** Begin PROVIDED RECORDS **
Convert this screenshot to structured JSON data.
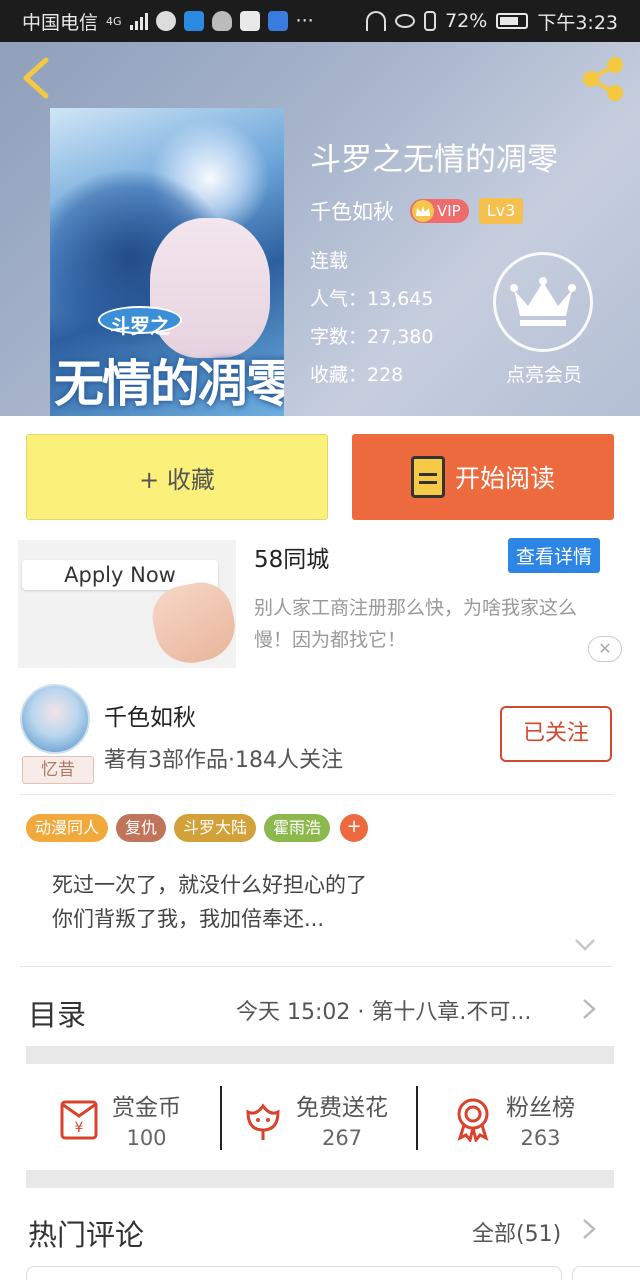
{
  "status_bar": {
    "carrier": "中国电信",
    "network": "4G",
    "more": "···",
    "battery": "72%",
    "time": "下午3:23"
  },
  "book": {
    "title": "斗罗之无情的凋零",
    "cover_tag": "斗罗之",
    "cover_title": "无情的凋零",
    "author": "千色如秋",
    "vip_label": "VIP",
    "level": "Lv3",
    "status": "连载",
    "popularity": "人气：13,645",
    "word_count": "字数：27,380",
    "favorites": "收藏：228",
    "member_label": "点亮会员"
  },
  "actions": {
    "collect_label": "+ 收藏",
    "read_label": "开始阅读"
  },
  "ad": {
    "image_text": "Apply Now",
    "title": "58同城",
    "detail_button": "查看详情",
    "description": "别人家工商注册那么快，为啥我家这么慢！因为都找它！",
    "close": "✕"
  },
  "author_card": {
    "name": "千色如秋",
    "info": "著有3部作品·184人关注",
    "avatar_tag": "忆昔",
    "follow_label": "已关注"
  },
  "tags": [
    {
      "label": "动漫同人",
      "color": "#f2a93b"
    },
    {
      "label": "复仇",
      "color": "#c0745a"
    },
    {
      "label": "斗罗大陆",
      "color": "#d3a13a"
    },
    {
      "label": "霍雨浩",
      "color": "#8cb84e"
    }
  ],
  "tag_more": "+",
  "summary": {
    "line1": "死过一次了，就没什么好担心的了",
    "line2": "你们背叛了我，我加倍奉还..."
  },
  "catalog": {
    "title": "目录",
    "latest": "今天 15:02 · 第十八章.不可..."
  },
  "stats": [
    {
      "label": "赏金币",
      "value": "100"
    },
    {
      "label": "免费送花",
      "value": "267"
    },
    {
      "label": "粉丝榜",
      "value": "263"
    }
  ],
  "comments": {
    "title": "热门评论",
    "all_label": "全部(51)"
  },
  "colors": {
    "accent_orange": "#ed6a3f",
    "collect_yellow": "#fbf07a",
    "follow_red": "#d2492e",
    "icon_red": "#d9432c"
  }
}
** End PROVIDED RECORDS **
*GIVEN INSTRUCTION*: Skip the pictures and print each record exactly as it stands.

*REPLY TO THE EXERCISE*:
Convert this screenshot to structured JSON data.
{
  "status_bar": {
    "carrier": "中国电信",
    "network": "4G",
    "more": "···",
    "battery": "72%",
    "time": "下午3:23"
  },
  "book": {
    "title": "斗罗之无情的凋零",
    "cover_tag": "斗罗之",
    "cover_title": "无情的凋零",
    "author": "千色如秋",
    "vip_label": "VIP",
    "level": "Lv3",
    "status": "连载",
    "popularity": "人气：13,645",
    "word_count": "字数：27,380",
    "favorites": "收藏：228",
    "member_label": "点亮会员"
  },
  "actions": {
    "collect_label": "+ 收藏",
    "read_label": "开始阅读"
  },
  "ad": {
    "image_text": "Apply Now",
    "title": "58同城",
    "detail_button": "查看详情",
    "description": "别人家工商注册那么快，为啥我家这么慢！因为都找它！",
    "close": "✕"
  },
  "author_card": {
    "name": "千色如秋",
    "info": "著有3部作品·184人关注",
    "avatar_tag": "忆昔",
    "follow_label": "已关注"
  },
  "tags": [
    {
      "label": "动漫同人",
      "color": "#f2a93b"
    },
    {
      "label": "复仇",
      "color": "#c0745a"
    },
    {
      "label": "斗罗大陆",
      "color": "#d3a13a"
    },
    {
      "label": "霍雨浩",
      "color": "#8cb84e"
    }
  ],
  "tag_more": "+",
  "summary": {
    "line1": "死过一次了，就没什么好担心的了",
    "line2": "你们背叛了我，我加倍奉还..."
  },
  "catalog": {
    "title": "目录",
    "latest": "今天 15:02 · 第十八章.不可..."
  },
  "stats": [
    {
      "label": "赏金币",
      "value": "100"
    },
    {
      "label": "免费送花",
      "value": "267"
    },
    {
      "label": "粉丝榜",
      "value": "263"
    }
  ],
  "comments": {
    "title": "热门评论",
    "all_label": "全部(51)"
  },
  "colors": {
    "accent_orange": "#ed6a3f",
    "collect_yellow": "#fbf07a",
    "follow_red": "#d2492e",
    "icon_red": "#d9432c"
  }
}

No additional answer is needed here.